Requirements: You are to retype all of the data exactly as it appears.

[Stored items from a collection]
*****
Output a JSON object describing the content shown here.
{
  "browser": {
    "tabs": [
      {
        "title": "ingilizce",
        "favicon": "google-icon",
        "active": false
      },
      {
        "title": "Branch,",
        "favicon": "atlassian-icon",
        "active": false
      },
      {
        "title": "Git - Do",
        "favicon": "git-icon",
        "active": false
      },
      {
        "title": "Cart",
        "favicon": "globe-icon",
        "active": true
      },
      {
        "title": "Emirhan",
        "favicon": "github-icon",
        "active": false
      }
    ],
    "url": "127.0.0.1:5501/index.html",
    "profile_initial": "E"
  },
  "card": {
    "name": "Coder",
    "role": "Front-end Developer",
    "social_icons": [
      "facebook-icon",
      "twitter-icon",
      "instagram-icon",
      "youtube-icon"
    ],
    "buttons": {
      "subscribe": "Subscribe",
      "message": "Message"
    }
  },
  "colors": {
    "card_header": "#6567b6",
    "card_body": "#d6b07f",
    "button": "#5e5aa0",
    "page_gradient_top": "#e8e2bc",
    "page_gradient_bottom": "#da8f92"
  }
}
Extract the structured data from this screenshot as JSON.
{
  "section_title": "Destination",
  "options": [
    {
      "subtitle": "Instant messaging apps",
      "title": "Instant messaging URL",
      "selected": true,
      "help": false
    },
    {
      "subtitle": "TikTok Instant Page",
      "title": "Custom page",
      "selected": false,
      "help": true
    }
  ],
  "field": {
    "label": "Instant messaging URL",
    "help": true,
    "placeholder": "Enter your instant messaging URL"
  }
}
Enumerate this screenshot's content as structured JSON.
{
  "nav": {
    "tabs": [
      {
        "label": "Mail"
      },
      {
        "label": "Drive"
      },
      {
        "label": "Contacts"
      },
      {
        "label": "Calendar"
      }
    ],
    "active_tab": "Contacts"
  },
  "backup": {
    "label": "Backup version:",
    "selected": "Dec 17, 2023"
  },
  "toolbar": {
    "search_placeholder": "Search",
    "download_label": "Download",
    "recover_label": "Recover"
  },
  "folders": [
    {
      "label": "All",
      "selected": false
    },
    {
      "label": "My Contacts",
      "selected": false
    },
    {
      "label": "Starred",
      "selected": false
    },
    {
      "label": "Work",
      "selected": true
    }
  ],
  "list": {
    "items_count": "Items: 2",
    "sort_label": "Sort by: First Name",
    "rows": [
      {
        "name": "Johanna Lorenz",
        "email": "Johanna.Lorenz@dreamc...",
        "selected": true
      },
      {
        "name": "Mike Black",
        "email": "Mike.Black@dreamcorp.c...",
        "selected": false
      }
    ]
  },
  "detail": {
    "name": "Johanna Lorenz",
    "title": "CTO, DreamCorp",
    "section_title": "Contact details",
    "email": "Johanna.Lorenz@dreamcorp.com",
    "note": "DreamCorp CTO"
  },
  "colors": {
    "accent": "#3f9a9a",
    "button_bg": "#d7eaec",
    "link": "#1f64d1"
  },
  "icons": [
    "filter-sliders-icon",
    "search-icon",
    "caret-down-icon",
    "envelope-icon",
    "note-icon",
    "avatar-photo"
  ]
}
*****
Answer below:
Output a JSON object describing the content shown here.
{
  "browser": {
    "tabs": [
      {
        "title": "ingilizce",
        "favicon": "google-icon",
        "active": false
      },
      {
        "title": "Branch,",
        "favicon": "atlassian-icon",
        "active": false
      },
      {
        "title": "Git - Do",
        "favicon": "git-icon",
        "active": false
      },
      {
        "title": "Cart",
        "favicon": "globe-icon",
        "active": true
      },
      {
        "title": "Emirhan",
        "favicon": "github-icon",
        "active": false
      }
    ],
    "url": "127.0.0.1:5501/index.html",
    "profile_initial": "E"
  },
  "card": {
    "name": "Coder",
    "role": "Front-end Developer",
    "social_icons": [
      "facebook-icon",
      "twitter-icon",
      "instagram-icon",
      "youtube-icon"
    ],
    "buttons": {
      "subscribe": "Subscribe",
      "message": "Message"
    }
  },
  "colors": {
    "card_header": "#6567b6",
    "card_body": "#d6b07f",
    "button": "#5e5aa0",
    "page_gradient_top": "#e8e2bc",
    "page_gradient_bottom": "#da8f92"
  }
}
Extract the structured data from this screenshot as JSON.
{
  "section_title": "Destination",
  "options": [
    {
      "subtitle": "Instant messaging apps",
      "title": "Instant messaging URL",
      "selected": true,
      "help": false
    },
    {
      "subtitle": "TikTok Instant Page",
      "title": "Custom page",
      "selected": false,
      "help": true
    }
  ],
  "field": {
    "label": "Instant messaging URL",
    "help": true,
    "placeholder": "Enter your instant messaging URL"
  }
}
Enumerate this screenshot's content as structured JSON.
{
  "nav": {
    "tabs": [
      {
        "label": "Mail"
      },
      {
        "label": "Drive"
      },
      {
        "label": "Contacts"
      },
      {
        "label": "Calendar"
      }
    ],
    "active_tab": "Contacts"
  },
  "backup": {
    "label": "Backup version:",
    "selected": "Dec 17, 2023"
  },
  "toolbar": {
    "search_placeholder": "Search",
    "download_label": "Download",
    "recover_label": "Recover"
  },
  "folders": [
    {
      "label": "All",
      "selected": false
    },
    {
      "label": "My Contacts",
      "selected": false
    },
    {
      "label": "Starred",
      "selected": false
    },
    {
      "label": "Work",
      "selected": true
    }
  ],
  "list": {
    "items_count": "Items: 2",
    "sort_label": "Sort by: First Name",
    "rows": [
      {
        "name": "Johanna Lorenz",
        "email": "Johanna.Lorenz@dreamc...",
        "selected": true
      },
      {
        "name": "Mike Black",
        "email": "Mike.Black@dreamcorp.c...",
        "selected": false
      }
    ]
  },
  "detail": {
    "name": "Johanna Lorenz",
    "title": "CTO, DreamCorp",
    "section_title": "Contact details",
    "email": "Johanna.Lorenz@dreamcorp.com",
    "note": "DreamCorp CTO"
  },
  "colors": {
    "accent": "#3f9a9a",
    "button_bg": "#d7eaec",
    "link": "#1f64d1"
  },
  "icons": [
    "filter-sliders-icon",
    "search-icon",
    "caret-down-icon",
    "envelope-icon",
    "note-icon",
    "avatar-photo"
  ]
}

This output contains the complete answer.